**What is being asked**
Put the lines of each record below into a numbered list, skipping blank lines and leaving the pictures out.

Records in a dataset

******

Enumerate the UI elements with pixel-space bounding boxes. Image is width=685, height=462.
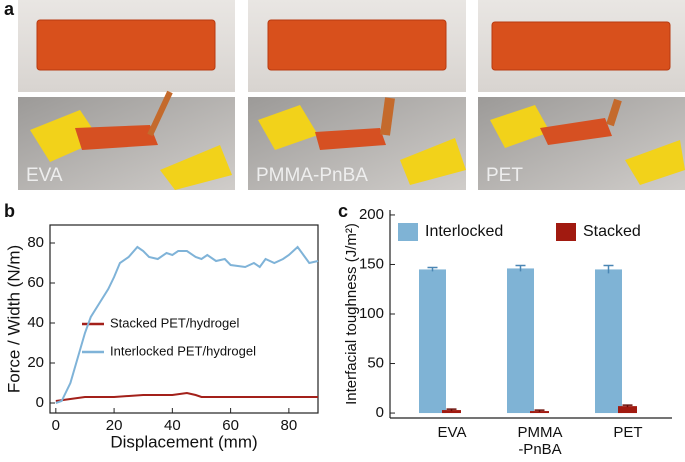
x-tick-label: PMMA -PnBA — [517, 424, 563, 458]
plot-frame — [49, 224, 319, 414]
x-axis-label: Displacement (mm) — [110, 432, 257, 451]
x-tick-label: 20 — [106, 417, 123, 434]
bar — [442, 410, 461, 414]
legend-label: Stacked — [583, 223, 641, 240]
y-tick-label: 0 — [376, 404, 384, 421]
photo-label: PMMA-PnBA — [256, 165, 368, 186]
peeled-gel — [380, 97, 395, 136]
y-tick-label: 20 — [27, 354, 44, 371]
y-tick-label: 40 — [27, 314, 44, 331]
photo-label: EVA — [26, 165, 63, 186]
panel-label: b — [4, 201, 15, 221]
bar — [618, 406, 637, 414]
error-bar — [427, 266, 438, 272]
tape — [490, 105, 550, 148]
bar — [507, 268, 534, 414]
tape — [30, 110, 100, 162]
y-tick-label: 100 — [359, 305, 384, 322]
y-tick-label: 150 — [359, 255, 384, 272]
y-tick-label: 60 — [27, 274, 44, 291]
x-tick-label: 60 — [222, 417, 239, 434]
error-bar — [603, 264, 614, 274]
legend-swatch — [556, 223, 576, 241]
peeled-gel — [147, 90, 173, 137]
gel — [267, 19, 447, 71]
x-tick-label: 0 — [52, 417, 60, 434]
x-tick-label: 80 — [281, 417, 298, 434]
legend-swatch — [398, 223, 418, 241]
tape — [400, 138, 466, 185]
x-tick-label: 40 — [164, 417, 181, 434]
tape — [625, 140, 685, 185]
y-tick-label: 50 — [367, 354, 384, 371]
bar — [419, 269, 446, 414]
data-line — [55, 245, 319, 404]
tape — [160, 145, 232, 190]
tape — [258, 105, 318, 150]
legend-label: Stacked PET/hydrogel — [110, 315, 239, 330]
bar — [595, 269, 622, 414]
error-bar — [515, 264, 526, 272]
peeled-gel — [606, 98, 622, 127]
error-bar — [622, 404, 633, 408]
error-bar — [534, 409, 545, 413]
legend-label: Interlocked — [425, 223, 503, 240]
panel-label: a — [4, 0, 15, 19]
gel — [75, 125, 158, 150]
gel — [36, 19, 216, 71]
y-tick-label: 200 — [359, 206, 384, 223]
y-axis-label: Force / Width (N/m) — [4, 245, 23, 393]
gel — [540, 118, 612, 145]
photo-grid: EVA PMMA-PnBA PET — [18, 0, 685, 190]
x-tick-label: EVA — [437, 424, 467, 441]
gel — [315, 128, 386, 150]
y-tick-label: 0 — [36, 394, 44, 411]
legend-label: Interlocked PET/hydrogel — [110, 343, 256, 358]
panel-label: c — [338, 201, 348, 221]
photo-label: PET — [486, 165, 523, 186]
bar — [530, 411, 549, 414]
y-axis-label: Interfacial toughness (J/m²) — [343, 223, 360, 405]
gel — [491, 21, 671, 71]
data-line — [55, 391, 318, 402]
y-tick-label: 80 — [27, 234, 44, 251]
x-tick-label: PET — [613, 424, 643, 441]
error-bar — [446, 408, 457, 412]
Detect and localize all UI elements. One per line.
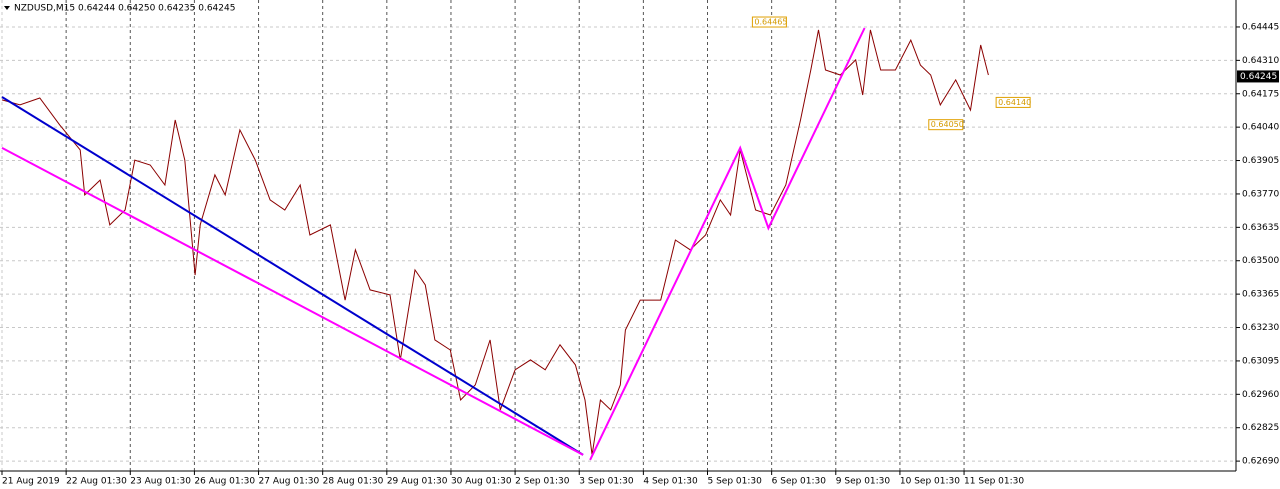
- y-tick-label: 0.64310: [1242, 56, 1279, 66]
- plot: [1, 27, 989, 461]
- x-tick-label: 10 Sep 01:30: [900, 477, 960, 487]
- price-annotation: 0.64050: [931, 120, 964, 129]
- price-annotation-box: [928, 119, 964, 131]
- x-tick-label: 6 Sep 01:30: [772, 477, 827, 487]
- menu-arrow[interactable]: [4, 6, 10, 10]
- trend-line: [1, 147, 584, 456]
- y-tick-label: 0.62690: [1242, 457, 1279, 467]
- x-tick-label: 11 Sep 01:30: [964, 477, 1024, 487]
- y-tick-label: 0.63500: [1242, 256, 1279, 266]
- y-tick-label: 0.64175: [1242, 89, 1279, 99]
- x-tick-label: 23 Aug 01:30: [130, 477, 191, 487]
- y-tick-label: 0.64040: [1242, 123, 1279, 133]
- y-tick-label: 0.63230: [1242, 323, 1279, 333]
- x-tick-label: 21 Aug 2019: [2, 477, 60, 487]
- x-tick-label: 2 Sep 01:30: [515, 477, 570, 487]
- y-tick-label: 0.63770: [1242, 189, 1279, 199]
- x-tick-label: 29 Aug 01:30: [387, 477, 448, 487]
- price-annotation: 0.64140: [998, 98, 1031, 107]
- x-tick-label: 22 Aug 01:30: [66, 477, 127, 487]
- axes: 0.64445 0.64310 0.64175 0.64040 0.63905 0.637…: [1, 16, 1279, 487]
- trend-line: [589, 27, 866, 461]
- x-tick-label: 5 Sep 01:30: [708, 477, 763, 487]
- y-tick-label: 0.63905: [1242, 156, 1279, 166]
- y-tick-label: 0.62960: [1242, 390, 1279, 400]
- trend-line: [1, 96, 584, 456]
- x-tick-label: 3 Sep 01:30: [579, 477, 634, 487]
- x-tick-label: 26 Aug 01:30: [194, 477, 255, 487]
- price-annotation: 0.64465: [754, 18, 787, 27]
- y-tick-label: 0.62825: [1242, 423, 1279, 433]
- price-annotation-box: [995, 96, 1031, 108]
- current-price-label: 0.64245: [1240, 72, 1277, 82]
- x-tick-label: 9 Sep 01:30: [836, 477, 891, 487]
- y-tick-label: 0.64445: [1242, 22, 1279, 32]
- y-tick-label: 0.63635: [1242, 223, 1279, 233]
- x-tick-label: 30 Aug 01:30: [451, 477, 512, 487]
- x-tick-label: 4 Sep 01:30: [643, 477, 698, 487]
- chart-title: NZDUSD,M15 0.64244 0.64250 0.64235 0.642…: [14, 4, 235, 14]
- x-tick-label: 28 Aug 01:30: [323, 477, 384, 487]
- grid: [0, 0, 1236, 471]
- current-price-box: [1237, 70, 1279, 83]
- y-tick-label: 0.63095: [1242, 356, 1279, 366]
- x-tick-label: 27 Aug 01:30: [259, 477, 320, 487]
- price-annotation-box: [751, 16, 787, 28]
- y-tick-label: 0.63365: [1242, 290, 1279, 300]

******

**Full answer**
1. Enumerate the UI elements with pixel-space bounding boxes. Image is width=685, height=462.
2. x-tick-label: PMMA -PnBA — [517, 424, 563, 458]
3. plot-frame — [49, 224, 319, 414]
4. x-axis-label: Displacement (mm) — [110, 432, 257, 451]
5. x-tick-label: 20 — [106, 417, 123, 434]
6. bar — [442, 410, 461, 414]
7. legend-label: Stacked — [583, 223, 641, 240]
8. y-tick-label: 0 — [376, 404, 384, 421]
9. photo-label: PMMA-PnBA — [256, 165, 368, 186]
10. peeled-gel — [380, 97, 395, 136]
11. y-tick-label: 20 — [27, 354, 44, 371]
12. y-tick-label: 40 — [27, 314, 44, 331]
13. photo-label: EVA — [26, 165, 63, 186]
14. panel-label: b — [4, 201, 15, 221]
15. bar — [618, 406, 637, 414]
16. error-bar — [427, 266, 438, 272]
17. tape — [490, 105, 550, 148]
18. bar — [507, 268, 534, 414]
19. tape — [30, 110, 100, 162]
20. y-tick-label: 100 — [359, 305, 384, 322]
21. y-tick-label: 150 — [359, 255, 384, 272]
22. y-tick-label: 60 — [27, 274, 44, 291]
23. x-tick-label: 60 — [222, 417, 239, 434]
24. error-bar — [603, 264, 614, 274]
25. legend-swatch — [556, 223, 576, 241]
26. peeled-gel — [147, 90, 173, 137]
27. gel — [267, 19, 447, 71]
28. x-tick-label: 0 — [52, 417, 60, 434]
29. x-tick-label: 80 — [281, 417, 298, 434]
30. legend-swatch — [398, 223, 418, 241]
31. tape — [400, 138, 466, 185]
32. x-tick-label: 40 — [164, 417, 181, 434]
33. tape — [625, 140, 685, 185]
34. y-tick-label: 50 — [367, 354, 384, 371]
35. bar — [419, 269, 446, 414]
36. data-line — [55, 245, 319, 404]
37. tape — [160, 145, 232, 190]
38. tape — [258, 105, 318, 150]
39. legend-label: Stacked PET/hydrogel — [110, 315, 239, 330]
40. bar — [595, 269, 622, 414]
41. error-bar — [515, 264, 526, 272]
42. peeled-gel — [606, 98, 622, 127]
43. error-bar — [622, 404, 633, 408]
44. error-bar — [534, 409, 545, 413]
45. legend-label: Interlocked — [425, 223, 503, 240]
46. panel-label: a — [4, 0, 15, 19]
47. gel — [75, 125, 158, 150]
48. gel — [36, 19, 216, 71]
49. y-tick-label: 200 — [359, 206, 384, 223]
50. y-axis-label: Force / Width (N/m) — [4, 245, 23, 393]
51. gel — [540, 118, 612, 145]
52. photo-grid: EVA PMMA-PnBA PET — [18, 0, 685, 190]
53. x-tick-label: EVA — [437, 424, 467, 441]
54. gel — [315, 128, 386, 150]
55. y-tick-label: 0 — [36, 394, 44, 411]
56. legend-label: Interlocked PET/hydrogel — [110, 343, 256, 358]
57. panel-label: c — [338, 201, 348, 221]
58. photo-label: PET — [486, 165, 523, 186]
59. bar — [530, 411, 549, 414]
60. y-axis-label: Interfacial toughness (J/m²) — [343, 223, 360, 405]
61. gel — [491, 21, 671, 71]
62. data-line — [55, 391, 318, 402]
63. y-tick-label: 80 — [27, 234, 44, 251]
64. x-tick-label: PET — [613, 424, 643, 441]
65. error-bar — [446, 408, 457, 412]
66. Detect and localize all UI elements. One per line.
67. - y-tick-label: 0.64310: [1242, 56, 1279, 66]
68. - plot: [1, 27, 989, 461]
69. - x-tick-label: 10 Sep 01:30: [900, 477, 960, 487]
70. - price-annotation: 0.64050: [931, 120, 964, 129]
71. - price-annotation-box: [928, 119, 964, 131]
72. - x-tick-label: 6 Sep 01:30: [772, 477, 827, 487]
73. - menu-arrow[interactable]: [4, 6, 10, 10]
74. - trend-line: [1, 147, 584, 456]
75. - y-tick-label: 0.62690: [1242, 457, 1279, 467]
76. - x-tick-label: 11 Sep 01:30: [964, 477, 1024, 487]
77. - y-tick-label: 0.63500: [1242, 256, 1279, 266]
78. - y-tick-label: 0.64175: [1242, 89, 1279, 99]
79. - x-tick-label: 23 Aug 01:30: [130, 477, 191, 487]
80. - y-tick-label: 0.64040: [1242, 123, 1279, 133]
81. - y-tick-label: 0.63230: [1242, 323, 1279, 333]
82. - x-tick-label: 21 Aug 2019: [2, 477, 60, 487]
83. - x-tick-label: 2 Sep 01:30: [515, 477, 570, 487]
84. - y-tick-label: 0.63770: [1242, 189, 1279, 199]
85. - x-tick-label: 29 Aug 01:30: [387, 477, 448, 487]
86. - price-annotation: 0.64140: [998, 98, 1031, 107]
87. - x-tick-label: 22 Aug 01:30: [66, 477, 127, 487]
88. - axes: 0.64445 0.64310 0.64175 0.64040 0.63905 0.637…: [1, 16, 1279, 487]
89. - trend-line: [589, 27, 866, 461]
90. - x-tick-label: 5 Sep 01:30: [708, 477, 763, 487]
91. - y-tick-label: 0.63905: [1242, 156, 1279, 166]
92. - y-tick-label: 0.62960: [1242, 390, 1279, 400]
93. - trend-line: [1, 96, 584, 456]
94. - x-tick-label: 3 Sep 01:30: [579, 477, 634, 487]
95. - x-tick-label: 26 Aug 01:30: [194, 477, 255, 487]
96. - price-annotation: 0.64465: [754, 18, 787, 27]
97. - y-tick-label: 0.62825: [1242, 423, 1279, 433]
98. - price-annotation-box: [995, 96, 1031, 108]
99. - current-price-label: 0.64245: [1240, 72, 1277, 82]
100. - x-tick-label: 9 Sep 01:30: [836, 477, 891, 487]
101. - y-tick-label: 0.64445: [1242, 22, 1279, 32]
102. - y-tick-label: 0.63635: [1242, 223, 1279, 233]
103. - x-tick-label: 30 Aug 01:30: [451, 477, 512, 487]
104. - x-tick-label: 4 Sep 01:30: [643, 477, 698, 487]
105. - chart-title: NZDUSD,M15 0.64244 0.64250 0.64235 0.642…: [14, 4, 235, 14]
106. - x-tick-label: 28 Aug 01:30: [323, 477, 384, 487]
107. - grid: [0, 0, 1236, 471]
108. - current-price-box: [1237, 70, 1279, 83]
109. - y-tick-label: 0.63095: [1242, 356, 1279, 366]
110. - x-tick-label: 27 Aug 01:30: [259, 477, 320, 487]
111. - price-annotation-box: [751, 16, 787, 28]
112. - y-tick-label: 0.63365: [1242, 290, 1279, 300]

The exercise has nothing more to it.